**Task prompt:**
Find every line with the string "прикасаться" in it, count them, and reply with that count only.

--- begin Supplied data ---

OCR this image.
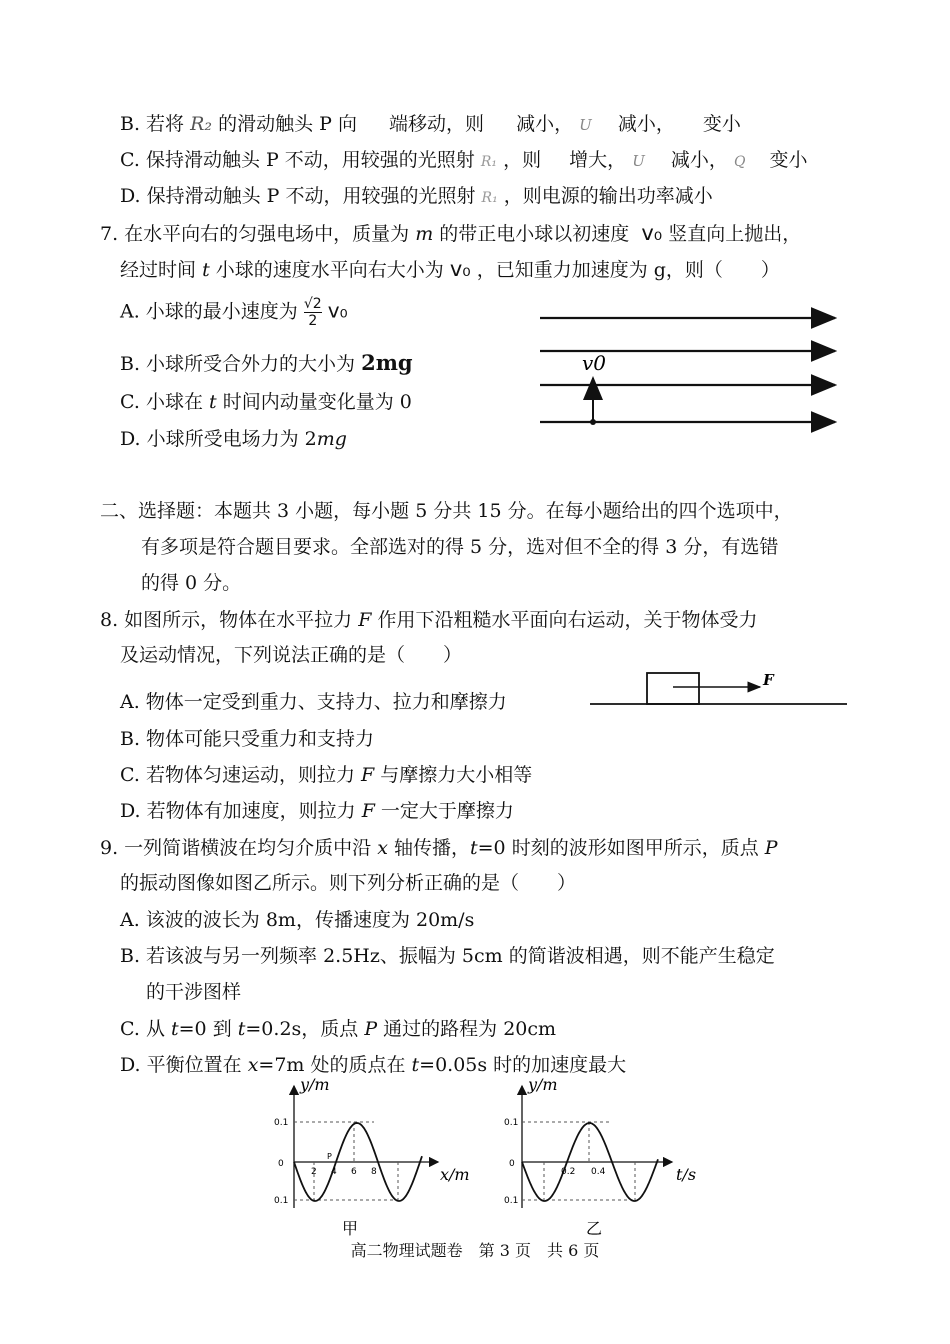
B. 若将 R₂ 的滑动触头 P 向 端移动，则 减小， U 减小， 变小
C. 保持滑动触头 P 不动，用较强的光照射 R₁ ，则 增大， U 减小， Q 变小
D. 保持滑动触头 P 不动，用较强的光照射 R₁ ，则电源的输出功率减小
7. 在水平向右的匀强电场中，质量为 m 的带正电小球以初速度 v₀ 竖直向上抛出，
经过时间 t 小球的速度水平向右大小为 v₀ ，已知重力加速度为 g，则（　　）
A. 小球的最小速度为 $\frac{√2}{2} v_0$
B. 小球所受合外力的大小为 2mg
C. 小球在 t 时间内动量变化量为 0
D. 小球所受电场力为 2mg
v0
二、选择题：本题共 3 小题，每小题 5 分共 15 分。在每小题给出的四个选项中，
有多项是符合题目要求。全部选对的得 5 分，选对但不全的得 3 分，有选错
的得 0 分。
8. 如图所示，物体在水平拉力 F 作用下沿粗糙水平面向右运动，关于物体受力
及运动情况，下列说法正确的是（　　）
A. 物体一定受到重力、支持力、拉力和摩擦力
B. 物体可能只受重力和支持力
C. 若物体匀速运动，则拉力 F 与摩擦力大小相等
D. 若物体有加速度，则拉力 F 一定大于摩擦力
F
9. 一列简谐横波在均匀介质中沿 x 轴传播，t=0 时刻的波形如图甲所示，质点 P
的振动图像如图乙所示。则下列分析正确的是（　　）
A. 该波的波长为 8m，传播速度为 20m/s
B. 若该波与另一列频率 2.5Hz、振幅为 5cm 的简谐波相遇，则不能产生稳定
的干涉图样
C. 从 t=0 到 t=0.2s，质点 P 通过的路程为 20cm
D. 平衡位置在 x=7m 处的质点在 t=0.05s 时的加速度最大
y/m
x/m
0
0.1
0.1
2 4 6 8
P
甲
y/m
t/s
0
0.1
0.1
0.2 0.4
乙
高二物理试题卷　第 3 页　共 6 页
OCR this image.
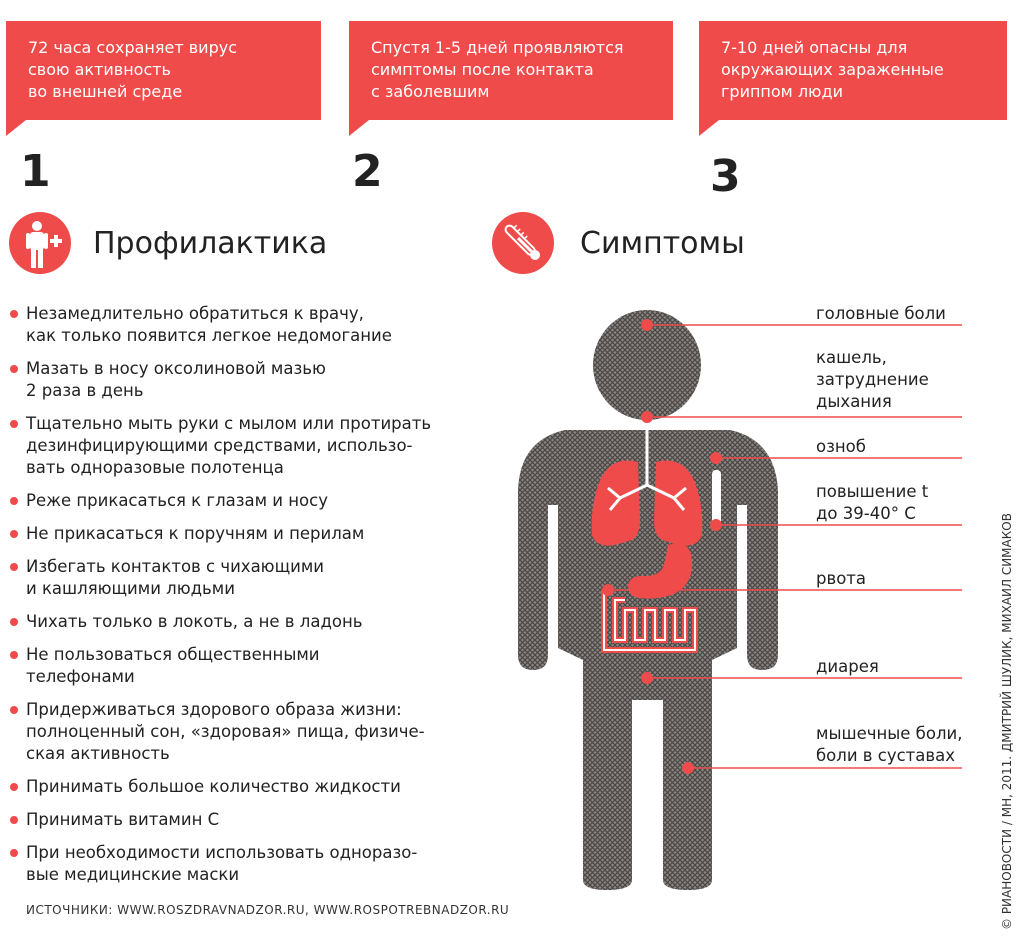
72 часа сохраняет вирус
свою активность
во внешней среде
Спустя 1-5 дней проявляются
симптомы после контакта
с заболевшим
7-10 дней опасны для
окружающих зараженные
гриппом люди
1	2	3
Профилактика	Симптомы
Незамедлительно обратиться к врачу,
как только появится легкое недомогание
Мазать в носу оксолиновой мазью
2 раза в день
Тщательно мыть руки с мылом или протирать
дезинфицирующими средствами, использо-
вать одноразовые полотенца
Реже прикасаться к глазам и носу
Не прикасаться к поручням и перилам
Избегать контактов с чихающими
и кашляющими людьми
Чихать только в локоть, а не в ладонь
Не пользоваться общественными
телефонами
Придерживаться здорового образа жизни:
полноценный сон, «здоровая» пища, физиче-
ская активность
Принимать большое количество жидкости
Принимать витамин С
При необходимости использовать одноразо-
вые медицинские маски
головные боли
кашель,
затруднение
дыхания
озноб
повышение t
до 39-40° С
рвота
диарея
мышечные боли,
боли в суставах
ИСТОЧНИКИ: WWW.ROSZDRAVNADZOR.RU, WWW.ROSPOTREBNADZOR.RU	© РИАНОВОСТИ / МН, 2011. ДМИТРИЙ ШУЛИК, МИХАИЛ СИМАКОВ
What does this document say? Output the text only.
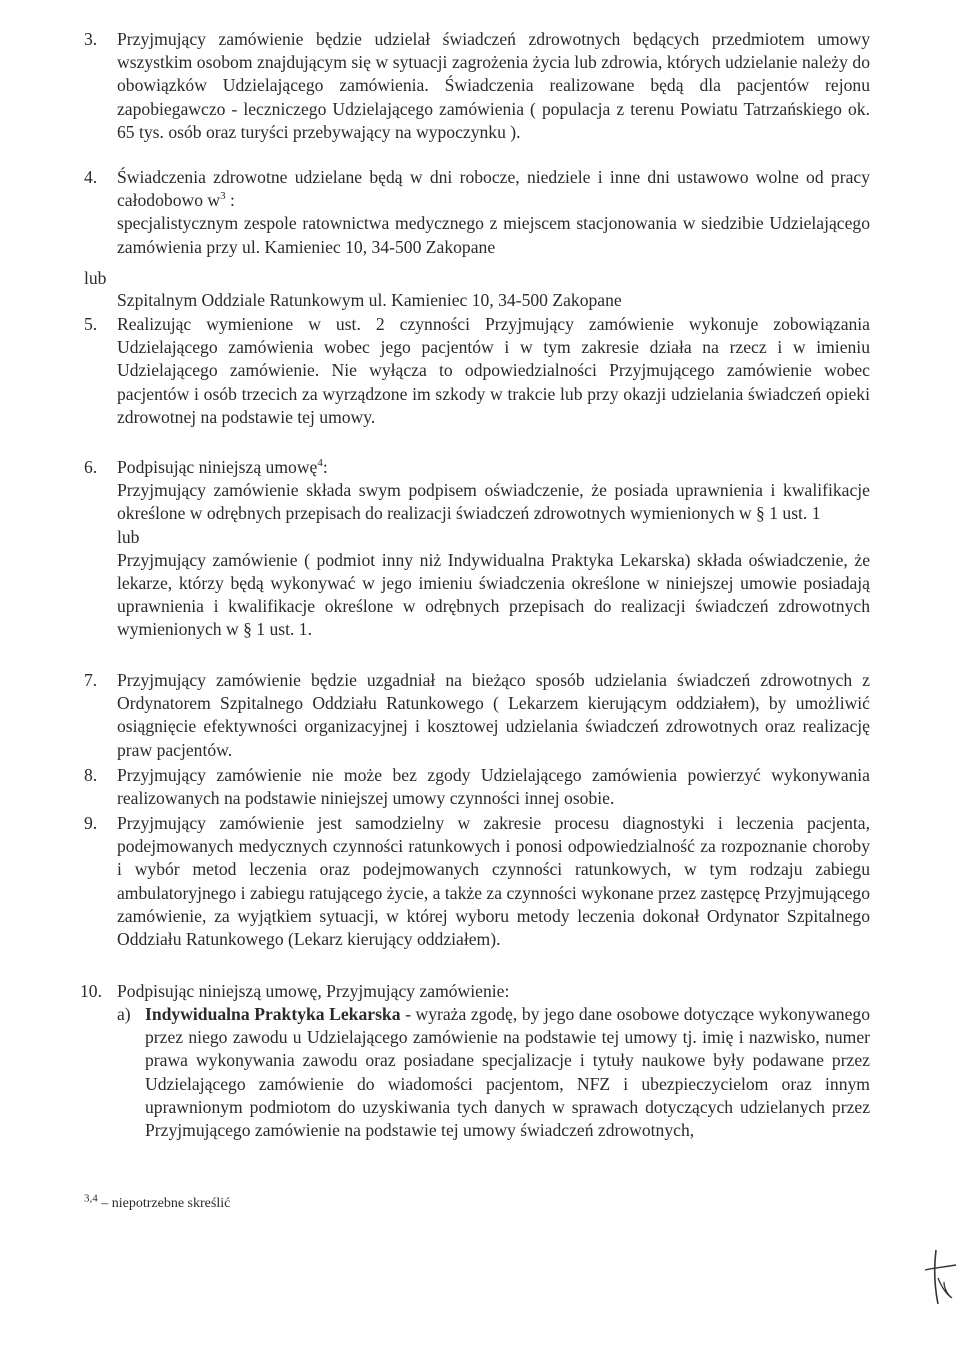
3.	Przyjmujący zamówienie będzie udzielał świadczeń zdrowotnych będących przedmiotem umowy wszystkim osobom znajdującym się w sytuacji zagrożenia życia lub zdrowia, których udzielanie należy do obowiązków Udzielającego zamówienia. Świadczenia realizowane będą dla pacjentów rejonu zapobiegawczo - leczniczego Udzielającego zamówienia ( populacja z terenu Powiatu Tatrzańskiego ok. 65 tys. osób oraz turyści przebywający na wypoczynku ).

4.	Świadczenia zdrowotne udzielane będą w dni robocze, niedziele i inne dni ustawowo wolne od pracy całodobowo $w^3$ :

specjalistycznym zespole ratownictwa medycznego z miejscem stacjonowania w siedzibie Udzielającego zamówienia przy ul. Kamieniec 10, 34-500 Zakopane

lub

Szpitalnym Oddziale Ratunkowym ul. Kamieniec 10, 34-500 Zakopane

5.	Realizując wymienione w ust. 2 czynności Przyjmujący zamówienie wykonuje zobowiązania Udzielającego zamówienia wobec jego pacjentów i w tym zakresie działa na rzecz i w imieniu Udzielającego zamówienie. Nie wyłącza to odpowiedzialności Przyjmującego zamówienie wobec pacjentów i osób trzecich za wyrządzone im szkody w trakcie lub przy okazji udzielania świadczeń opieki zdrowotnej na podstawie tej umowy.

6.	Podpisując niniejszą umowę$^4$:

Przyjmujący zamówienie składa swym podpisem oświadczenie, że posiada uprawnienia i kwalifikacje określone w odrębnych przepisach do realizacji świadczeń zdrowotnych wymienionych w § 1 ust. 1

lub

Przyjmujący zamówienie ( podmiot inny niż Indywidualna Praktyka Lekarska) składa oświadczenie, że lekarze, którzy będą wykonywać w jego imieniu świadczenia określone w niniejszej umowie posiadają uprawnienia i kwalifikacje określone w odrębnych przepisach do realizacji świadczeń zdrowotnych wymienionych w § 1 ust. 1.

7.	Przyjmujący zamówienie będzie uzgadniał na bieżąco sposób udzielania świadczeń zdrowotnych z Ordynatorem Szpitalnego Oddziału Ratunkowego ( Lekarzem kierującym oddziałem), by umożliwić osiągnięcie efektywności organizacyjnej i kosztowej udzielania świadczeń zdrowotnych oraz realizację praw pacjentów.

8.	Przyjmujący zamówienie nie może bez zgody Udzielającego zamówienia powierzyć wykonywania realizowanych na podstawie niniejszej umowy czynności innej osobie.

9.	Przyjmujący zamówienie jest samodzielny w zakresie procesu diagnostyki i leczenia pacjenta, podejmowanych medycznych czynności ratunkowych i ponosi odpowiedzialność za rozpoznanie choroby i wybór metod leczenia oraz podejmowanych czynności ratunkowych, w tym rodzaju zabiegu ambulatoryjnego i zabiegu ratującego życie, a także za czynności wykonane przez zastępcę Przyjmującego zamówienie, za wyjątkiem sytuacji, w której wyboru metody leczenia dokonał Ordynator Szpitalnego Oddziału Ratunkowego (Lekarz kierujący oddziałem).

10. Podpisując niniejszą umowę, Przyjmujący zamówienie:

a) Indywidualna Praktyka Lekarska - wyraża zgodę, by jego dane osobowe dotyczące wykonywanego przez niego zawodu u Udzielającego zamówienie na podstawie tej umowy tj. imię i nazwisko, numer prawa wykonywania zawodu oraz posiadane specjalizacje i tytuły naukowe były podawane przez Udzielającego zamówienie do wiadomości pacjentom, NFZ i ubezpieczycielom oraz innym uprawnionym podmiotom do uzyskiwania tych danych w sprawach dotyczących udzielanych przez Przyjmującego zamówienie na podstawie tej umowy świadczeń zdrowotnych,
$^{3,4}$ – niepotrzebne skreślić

--- end Supplied data ---

**Worked answer:**
2